> DATA TO USE
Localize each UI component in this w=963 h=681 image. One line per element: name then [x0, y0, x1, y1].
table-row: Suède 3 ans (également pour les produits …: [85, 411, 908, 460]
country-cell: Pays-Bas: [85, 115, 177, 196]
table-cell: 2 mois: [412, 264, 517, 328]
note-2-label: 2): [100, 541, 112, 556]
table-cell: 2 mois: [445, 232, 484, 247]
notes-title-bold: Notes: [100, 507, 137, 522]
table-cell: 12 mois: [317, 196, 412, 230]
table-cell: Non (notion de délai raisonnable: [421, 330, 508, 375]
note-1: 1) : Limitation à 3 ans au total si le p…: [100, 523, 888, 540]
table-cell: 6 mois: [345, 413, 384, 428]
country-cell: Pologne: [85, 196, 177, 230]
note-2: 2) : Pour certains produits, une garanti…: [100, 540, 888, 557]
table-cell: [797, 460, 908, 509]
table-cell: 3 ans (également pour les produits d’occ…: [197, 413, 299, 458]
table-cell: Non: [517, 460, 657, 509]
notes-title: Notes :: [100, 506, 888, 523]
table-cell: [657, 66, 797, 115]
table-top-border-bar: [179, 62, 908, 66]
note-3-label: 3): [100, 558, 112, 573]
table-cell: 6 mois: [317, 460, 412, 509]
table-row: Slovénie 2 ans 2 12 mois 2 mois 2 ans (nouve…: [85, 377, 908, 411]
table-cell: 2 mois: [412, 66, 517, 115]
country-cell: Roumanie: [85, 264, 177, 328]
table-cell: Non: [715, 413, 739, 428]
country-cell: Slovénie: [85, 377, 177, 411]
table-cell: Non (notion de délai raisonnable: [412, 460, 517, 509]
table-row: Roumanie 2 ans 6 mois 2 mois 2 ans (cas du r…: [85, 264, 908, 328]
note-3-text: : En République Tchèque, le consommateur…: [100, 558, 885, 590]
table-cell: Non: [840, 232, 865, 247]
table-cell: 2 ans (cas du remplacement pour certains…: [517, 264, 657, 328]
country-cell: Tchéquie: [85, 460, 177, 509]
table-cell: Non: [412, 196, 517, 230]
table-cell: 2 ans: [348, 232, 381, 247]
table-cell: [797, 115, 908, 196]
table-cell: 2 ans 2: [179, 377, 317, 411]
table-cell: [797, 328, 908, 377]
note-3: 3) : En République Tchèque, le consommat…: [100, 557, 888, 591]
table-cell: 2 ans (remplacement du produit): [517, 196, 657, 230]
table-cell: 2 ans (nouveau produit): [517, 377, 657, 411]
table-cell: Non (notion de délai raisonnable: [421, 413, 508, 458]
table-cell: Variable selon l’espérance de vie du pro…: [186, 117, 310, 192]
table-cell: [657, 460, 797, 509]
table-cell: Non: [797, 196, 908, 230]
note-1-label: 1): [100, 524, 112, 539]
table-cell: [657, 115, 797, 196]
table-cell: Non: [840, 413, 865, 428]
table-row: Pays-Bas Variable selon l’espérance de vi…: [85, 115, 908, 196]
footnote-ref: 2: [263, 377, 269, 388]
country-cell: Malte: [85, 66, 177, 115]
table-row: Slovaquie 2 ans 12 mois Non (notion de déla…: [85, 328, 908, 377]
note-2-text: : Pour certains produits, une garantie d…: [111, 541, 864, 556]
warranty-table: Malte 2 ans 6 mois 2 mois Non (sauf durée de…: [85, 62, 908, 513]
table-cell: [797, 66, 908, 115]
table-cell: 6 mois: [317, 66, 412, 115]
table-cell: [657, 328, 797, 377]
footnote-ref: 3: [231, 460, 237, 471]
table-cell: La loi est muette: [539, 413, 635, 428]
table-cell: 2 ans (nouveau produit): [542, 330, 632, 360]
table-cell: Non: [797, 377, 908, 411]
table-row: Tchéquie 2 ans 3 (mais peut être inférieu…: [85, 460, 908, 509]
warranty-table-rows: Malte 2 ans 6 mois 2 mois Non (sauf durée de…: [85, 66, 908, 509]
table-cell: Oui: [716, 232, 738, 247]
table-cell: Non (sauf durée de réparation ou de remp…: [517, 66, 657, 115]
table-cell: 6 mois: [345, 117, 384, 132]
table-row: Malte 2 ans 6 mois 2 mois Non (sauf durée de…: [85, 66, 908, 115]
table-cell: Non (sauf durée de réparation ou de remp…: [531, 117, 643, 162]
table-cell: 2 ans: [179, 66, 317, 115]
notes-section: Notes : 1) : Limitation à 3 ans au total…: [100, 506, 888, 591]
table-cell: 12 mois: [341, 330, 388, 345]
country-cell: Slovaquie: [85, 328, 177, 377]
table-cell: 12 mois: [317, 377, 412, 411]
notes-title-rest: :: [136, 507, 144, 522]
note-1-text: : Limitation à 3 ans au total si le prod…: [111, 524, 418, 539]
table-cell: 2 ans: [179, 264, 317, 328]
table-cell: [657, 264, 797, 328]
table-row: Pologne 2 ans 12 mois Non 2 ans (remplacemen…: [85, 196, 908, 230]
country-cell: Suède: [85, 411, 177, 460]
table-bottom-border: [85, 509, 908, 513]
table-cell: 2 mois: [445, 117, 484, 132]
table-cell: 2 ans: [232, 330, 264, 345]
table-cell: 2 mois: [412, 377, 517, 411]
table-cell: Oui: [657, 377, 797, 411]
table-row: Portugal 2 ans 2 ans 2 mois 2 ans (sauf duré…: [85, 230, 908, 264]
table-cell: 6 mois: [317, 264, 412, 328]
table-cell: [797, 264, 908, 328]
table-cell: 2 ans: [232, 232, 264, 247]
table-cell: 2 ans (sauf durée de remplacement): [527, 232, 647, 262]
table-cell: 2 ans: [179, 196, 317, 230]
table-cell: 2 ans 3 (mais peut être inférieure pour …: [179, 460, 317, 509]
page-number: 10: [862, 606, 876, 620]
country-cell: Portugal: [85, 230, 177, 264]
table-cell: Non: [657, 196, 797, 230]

> YOUR GOAL
Revise the material above by changing every "country-cell" to "country-label", leaving all other text as it is.

> COMPLETE OUTPUT
Localize each UI component in this w=963 h=681 image. One line per element: name then [x0, y0, x1, y1].
table-row: Suède 3 ans (également pour les produits …: [85, 411, 908, 460]
country-label: Pays-Bas: [85, 115, 177, 196]
table-cell: 2 mois: [412, 264, 517, 328]
note-2-label: 2): [100, 541, 112, 556]
table-cell: 2 mois: [445, 232, 484, 247]
notes-title-bold: Notes: [100, 507, 137, 522]
table-cell: 12 mois: [317, 196, 412, 230]
table-cell: Non (notion de délai raisonnable: [421, 330, 508, 375]
note-1: 1) : Limitation à 3 ans au total si le p…: [100, 523, 888, 540]
table-cell: 6 mois: [345, 413, 384, 428]
country-label: Pologne: [85, 196, 177, 230]
note-2: 2) : Pour certains produits, une garanti…: [100, 540, 888, 557]
table-cell: [797, 460, 908, 509]
table-cell: 3 ans (également pour les produits d’occ…: [197, 413, 299, 458]
table-cell: Non: [517, 460, 657, 509]
notes-title: Notes :: [100, 506, 888, 523]
table-cell: [657, 66, 797, 115]
table-top-border-bar: [179, 62, 908, 66]
note-3-label: 3): [100, 558, 112, 573]
table-cell: 6 mois: [317, 460, 412, 509]
table-row: Slovénie 2 ans 2 12 mois 2 mois 2 ans (nouve…: [85, 377, 908, 411]
table-cell: 2 mois: [412, 66, 517, 115]
country-label: Roumanie: [85, 264, 177, 328]
table-cell: Non: [715, 413, 739, 428]
country-label: Slovénie: [85, 377, 177, 411]
table-cell: Non (notion de délai raisonnable: [412, 460, 517, 509]
table-row: Roumanie 2 ans 6 mois 2 mois 2 ans (cas du r…: [85, 264, 908, 328]
note-3-text: : En République Tchèque, le consommateur…: [100, 558, 885, 590]
table-cell: Non: [840, 232, 865, 247]
table-cell: 2 ans (cas du remplacement pour certains…: [517, 264, 657, 328]
country-label: Tchéquie: [85, 460, 177, 509]
table-cell: Non: [412, 196, 517, 230]
table-cell: 2 ans: [348, 232, 381, 247]
table-cell: [797, 115, 908, 196]
table-cell: 2 ans 2: [179, 377, 317, 411]
table-cell: [797, 328, 908, 377]
note-3: 3) : En République Tchèque, le consommat…: [100, 557, 888, 591]
table-cell: 2 ans (remplacement du produit): [517, 196, 657, 230]
table-cell: 2 ans (nouveau produit): [517, 377, 657, 411]
table-cell: Non (notion de délai raisonnable: [421, 413, 508, 458]
table-cell: Variable selon l’espérance de vie du pro…: [186, 117, 310, 192]
table-cell: [657, 460, 797, 509]
table-cell: Non: [797, 196, 908, 230]
note-1-label: 1): [100, 524, 112, 539]
table-cell: [657, 115, 797, 196]
table-cell: Non: [840, 413, 865, 428]
table-row: Pays-Bas Variable selon l’espérance de vi…: [85, 115, 908, 196]
footnote-ref: 2: [263, 377, 269, 388]
country-label: Malte: [85, 66, 177, 115]
table-row: Slovaquie 2 ans 12 mois Non (notion de déla…: [85, 328, 908, 377]
note-2-text: : Pour certains produits, une garantie d…: [111, 541, 864, 556]
warranty-table: Malte 2 ans 6 mois 2 mois Non (sauf durée de…: [85, 62, 908, 513]
table-cell: [797, 66, 908, 115]
table-cell: 6 mois: [317, 66, 412, 115]
table-cell: [657, 328, 797, 377]
footnote-ref: 3: [231, 460, 237, 471]
table-cell: La loi est muette: [539, 413, 635, 428]
table-cell: 2 ans (nouveau produit): [542, 330, 632, 360]
table-cell: Non: [797, 377, 908, 411]
table-row: Tchéquie 2 ans 3 (mais peut être inférieu…: [85, 460, 908, 509]
warranty-table-rows: Malte 2 ans 6 mois 2 mois Non (sauf durée de…: [85, 66, 908, 509]
table-cell: Oui: [716, 232, 738, 247]
table-cell: Non (sauf durée de réparation ou de remp…: [517, 66, 657, 115]
table-cell: 6 mois: [345, 117, 384, 132]
table-row: Malte 2 ans 6 mois 2 mois Non (sauf durée de…: [85, 66, 908, 115]
table-cell: Non (sauf durée de réparation ou de remp…: [531, 117, 643, 162]
table-cell: 2 ans: [179, 66, 317, 115]
notes-section: Notes : 1) : Limitation à 3 ans au total…: [100, 506, 888, 591]
table-cell: 12 mois: [341, 330, 388, 345]
country-label: Slovaquie: [85, 328, 177, 377]
table-cell: 12 mois: [317, 377, 412, 411]
notes-title-rest: :: [136, 507, 144, 522]
note-1-text: : Limitation à 3 ans au total si le prod…: [111, 524, 418, 539]
table-cell: 2 ans: [179, 264, 317, 328]
table-cell: [657, 264, 797, 328]
table-row: Pologne 2 ans 12 mois Non 2 ans (remplacemen…: [85, 196, 908, 230]
country-label: Suède: [85, 411, 177, 460]
table-bottom-border: [85, 509, 908, 513]
table-cell: 2 mois: [445, 117, 484, 132]
table-cell: 2 ans: [232, 330, 264, 345]
table-cell: 2 mois: [412, 377, 517, 411]
table-cell: Oui: [657, 377, 797, 411]
table-row: Portugal 2 ans 2 ans 2 mois 2 ans (sauf duré…: [85, 230, 908, 264]
table-cell: 6 mois: [317, 264, 412, 328]
table-cell: [797, 264, 908, 328]
table-cell: 2 ans: [232, 232, 264, 247]
table-cell: 2 ans (sauf durée de remplacement): [527, 232, 647, 262]
table-cell: 2 ans: [179, 196, 317, 230]
table-cell: 2 ans 3 (mais peut être inférieure pour …: [179, 460, 317, 509]
page-number: 10: [862, 606, 876, 620]
country-label: Portugal: [85, 230, 177, 264]
table-cell: Non: [657, 196, 797, 230]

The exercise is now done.